======== ENTRIES SHOWN

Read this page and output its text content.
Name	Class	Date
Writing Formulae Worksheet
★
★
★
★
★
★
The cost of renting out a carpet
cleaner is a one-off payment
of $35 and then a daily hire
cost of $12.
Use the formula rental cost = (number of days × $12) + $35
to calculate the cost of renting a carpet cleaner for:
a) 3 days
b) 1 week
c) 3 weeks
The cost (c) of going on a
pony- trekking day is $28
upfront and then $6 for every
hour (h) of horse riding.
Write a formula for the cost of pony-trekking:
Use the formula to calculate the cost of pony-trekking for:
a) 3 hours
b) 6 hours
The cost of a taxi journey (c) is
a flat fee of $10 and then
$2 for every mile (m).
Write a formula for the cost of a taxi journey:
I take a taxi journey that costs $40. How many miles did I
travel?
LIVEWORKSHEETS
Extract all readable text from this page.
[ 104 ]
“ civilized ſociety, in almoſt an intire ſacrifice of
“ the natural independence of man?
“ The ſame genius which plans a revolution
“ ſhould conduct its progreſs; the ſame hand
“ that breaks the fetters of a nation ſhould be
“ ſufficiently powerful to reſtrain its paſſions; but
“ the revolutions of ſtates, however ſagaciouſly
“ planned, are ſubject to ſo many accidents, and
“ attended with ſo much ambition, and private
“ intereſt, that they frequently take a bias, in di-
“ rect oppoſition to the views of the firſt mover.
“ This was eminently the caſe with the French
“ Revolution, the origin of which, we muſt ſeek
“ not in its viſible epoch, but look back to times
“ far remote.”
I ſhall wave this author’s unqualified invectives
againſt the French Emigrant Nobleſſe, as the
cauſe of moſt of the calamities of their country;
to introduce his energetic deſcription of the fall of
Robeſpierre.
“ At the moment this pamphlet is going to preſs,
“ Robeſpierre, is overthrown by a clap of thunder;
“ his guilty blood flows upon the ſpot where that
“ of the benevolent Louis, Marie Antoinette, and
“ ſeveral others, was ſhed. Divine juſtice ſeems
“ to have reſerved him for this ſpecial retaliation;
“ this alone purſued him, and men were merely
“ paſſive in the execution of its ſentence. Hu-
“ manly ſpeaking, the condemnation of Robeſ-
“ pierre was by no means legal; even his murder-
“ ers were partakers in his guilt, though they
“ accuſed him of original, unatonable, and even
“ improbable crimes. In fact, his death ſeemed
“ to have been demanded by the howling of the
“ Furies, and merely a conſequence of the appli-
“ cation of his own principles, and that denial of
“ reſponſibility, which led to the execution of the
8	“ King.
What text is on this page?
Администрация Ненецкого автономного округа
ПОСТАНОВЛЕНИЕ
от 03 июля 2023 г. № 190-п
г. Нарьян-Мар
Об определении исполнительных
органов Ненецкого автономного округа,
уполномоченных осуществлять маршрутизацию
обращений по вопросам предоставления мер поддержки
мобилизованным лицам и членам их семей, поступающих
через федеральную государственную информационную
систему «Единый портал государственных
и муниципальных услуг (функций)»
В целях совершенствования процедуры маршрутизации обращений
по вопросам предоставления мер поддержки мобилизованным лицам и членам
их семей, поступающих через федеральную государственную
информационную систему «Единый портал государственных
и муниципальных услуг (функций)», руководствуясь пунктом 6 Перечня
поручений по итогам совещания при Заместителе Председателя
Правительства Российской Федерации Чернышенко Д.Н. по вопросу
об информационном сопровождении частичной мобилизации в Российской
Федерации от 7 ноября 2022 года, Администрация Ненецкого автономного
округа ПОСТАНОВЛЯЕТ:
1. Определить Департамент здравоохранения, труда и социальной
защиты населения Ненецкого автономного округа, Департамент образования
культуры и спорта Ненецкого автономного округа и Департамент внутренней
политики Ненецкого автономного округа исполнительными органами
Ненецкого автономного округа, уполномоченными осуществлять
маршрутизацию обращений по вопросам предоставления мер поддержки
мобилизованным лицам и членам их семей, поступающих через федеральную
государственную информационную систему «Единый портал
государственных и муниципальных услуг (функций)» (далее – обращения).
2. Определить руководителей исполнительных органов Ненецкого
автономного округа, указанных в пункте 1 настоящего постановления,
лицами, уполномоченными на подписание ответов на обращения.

================

WHAT TO WORK ON:
Repeat the data precisely, reproducing every entry.

RESPONSE:
Read this page and output its text content.
Name	Class	Date
Writing Formulae Worksheet
★
★
★
★
★
★
The cost of renting out a carpet
cleaner is a one-off payment
of $35 and then a daily hire
cost of $12.
Use the formula rental cost = (number of days × $12) + $35
to calculate the cost of renting a carpet cleaner for:
a) 3 days
b) 1 week
c) 3 weeks
The cost (c) of going on a
pony- trekking day is $28
upfront and then $6 for every
hour (h) of horse riding.
Write a formula for the cost of pony-trekking:
Use the formula to calculate the cost of pony-trekking for:
a) 3 hours
b) 6 hours
The cost of a taxi journey (c) is
a flat fee of $10 and then
$2 for every mile (m).
Write a formula for the cost of a taxi journey:
I take a taxi journey that costs $40. How many miles did I
travel?
LIVEWORKSHEETS
Extract all readable text from this page.
[ 104 ]
“ civilized ſociety, in almoſt an intire ſacrifice of
“ the natural independence of man?
“ The ſame genius which plans a revolution
“ ſhould conduct its progreſs; the ſame hand
“ that breaks the fetters of a nation ſhould be
“ ſufficiently powerful to reſtrain its paſſions; but
“ the revolutions of ſtates, however ſagaciouſly
“ planned, are ſubject to ſo many accidents, and
“ attended with ſo much ambition, and private
“ intereſt, that they frequently take a bias, in di-
“ rect oppoſition to the views of the firſt mover.
“ This was eminently the caſe with the French
“ Revolution, the origin of which, we muſt ſeek
“ not in its viſible epoch, but look back to times
“ far remote.”
I ſhall wave this author’s unqualified invectives
againſt the French Emigrant Nobleſſe, as the
cauſe of moſt of the calamities of their country;
to introduce his energetic deſcription of the fall of
Robeſpierre.
“ At the moment this pamphlet is going to preſs,
“ Robeſpierre, is overthrown by a clap of thunder;
“ his guilty blood flows upon the ſpot where that
“ of the benevolent Louis, Marie Antoinette, and
“ ſeveral others, was ſhed. Divine juſtice ſeems
“ to have reſerved him for this ſpecial retaliation;
“ this alone purſued him, and men were merely
“ paſſive in the execution of its ſentence. Hu-
“ manly ſpeaking, the condemnation of Robeſ-
“ pierre was by no means legal; even his murder-
“ ers were partakers in his guilt, though they
“ accuſed him of original, unatonable, and even
“ improbable crimes. In fact, his death ſeemed
“ to have been demanded by the howling of the
“ Furies, and merely a conſequence of the appli-
“ cation of his own principles, and that denial of
“ reſponſibility, which led to the execution of the
8	“ King.
What text is on this page?
Администрация Ненецкого автономного округа
ПОСТАНОВЛЕНИЕ
от 03 июля 2023 г. № 190-п
г. Нарьян-Мар
Об определении исполнительных
органов Ненецкого автономного округа,
уполномоченных осуществлять маршрутизацию
обращений по вопросам предоставления мер поддержки
мобилизованным лицам и членам их семей, поступающих
через федеральную государственную информационную
систему «Единый портал государственных
и муниципальных услуг (функций)»
В целях совершенствования процедуры маршрутизации обращений
по вопросам предоставления мер поддержки мобилизованным лицам и членам
их семей, поступающих через федеральную государственную
информационную систему «Единый портал государственных
и муниципальных услуг (функций)», руководствуясь пунктом 6 Перечня
поручений по итогам совещания при Заместителе Председателя
Правительства Российской Федерации Чернышенко Д.Н. по вопросу
об информационном сопровождении частичной мобилизации в Российской
Федерации от 7 ноября 2022 года, Администрация Ненецкого автономного
округа ПОСТАНОВЛЯЕТ:
1. Определить Департамент здравоохранения, труда и социальной
защиты населения Ненецкого автономного округа, Департамент образования
культуры и спорта Ненецкого автономного округа и Департамент внутренней
политики Ненецкого автономного округа исполнительными органами
Ненецкого автономного округа, уполномоченными осуществлять
маршрутизацию обращений по вопросам предоставления мер поддержки
мобилизованным лицам и членам их семей, поступающих через федеральную
государственную информационную систему «Единый портал
государственных и муниципальных услуг (функций)» (далее – обращения).
2. Определить руководителей исполнительных органов Ненецкого
автономного округа, указанных в пункте 1 настоящего постановления,
лицами, уполномоченными на подписание ответов на обращения.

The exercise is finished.